• _AVAILABLE DATA_
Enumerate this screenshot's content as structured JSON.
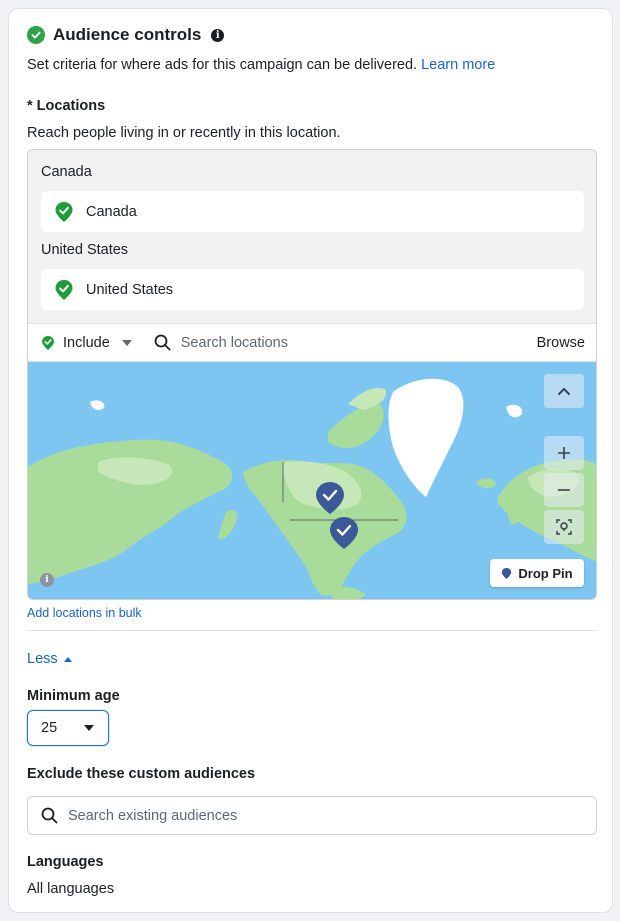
{
  "header": {
    "title": "Audience controls",
    "description": "Set criteria for where ads for this campaign can be delivered.",
    "learn_more": "Learn more"
  },
  "locations": {
    "title": "* Locations",
    "subtitle": "Reach people living in or recently in this location.",
    "groups": [
      {
        "label": "Canada",
        "item": "Canada"
      },
      {
        "label": "United States",
        "item": "United States"
      }
    ],
    "include_label": "Include",
    "search_placeholder": "Search locations",
    "browse_label": "Browse",
    "drop_pin_label": "Drop Pin",
    "bulk_link": "Add locations in bulk"
  },
  "less_label": "Less",
  "min_age": {
    "label": "Minimum age",
    "value": "25"
  },
  "exclude": {
    "label": "Exclude these custom audiences",
    "placeholder": "Search existing audiences"
  },
  "languages": {
    "label": "Languages",
    "value": "All languages"
  },
  "colors": {
    "accent": "#1b64c7",
    "success": "#31a24c",
    "pin": "#3b5998",
    "map_water": "#7ec6f2",
    "map_land": "#a9dc9b"
  }
}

• _WHAT TO DO_
Output the data above without changes, apart from leaving out the pictures.

• _FINAL ANSWER_
Enumerate this screenshot's content as structured JSON.
{
  "header": {
    "title": "Audience controls",
    "description": "Set criteria for where ads for this campaign can be delivered.",
    "learn_more": "Learn more"
  },
  "locations": {
    "title": "* Locations",
    "subtitle": "Reach people living in or recently in this location.",
    "groups": [
      {
        "label": "Canada",
        "item": "Canada"
      },
      {
        "label": "United States",
        "item": "United States"
      }
    ],
    "include_label": "Include",
    "search_placeholder": "Search locations",
    "browse_label": "Browse",
    "drop_pin_label": "Drop Pin",
    "bulk_link": "Add locations in bulk"
  },
  "less_label": "Less",
  "min_age": {
    "label": "Minimum age",
    "value": "25"
  },
  "exclude": {
    "label": "Exclude these custom audiences",
    "placeholder": "Search existing audiences"
  },
  "languages": {
    "label": "Languages",
    "value": "All languages"
  },
  "colors": {
    "accent": "#1b64c7",
    "success": "#31a24c",
    "pin": "#3b5998",
    "map_water": "#7ec6f2",
    "map_land": "#a9dc9b"
  }
}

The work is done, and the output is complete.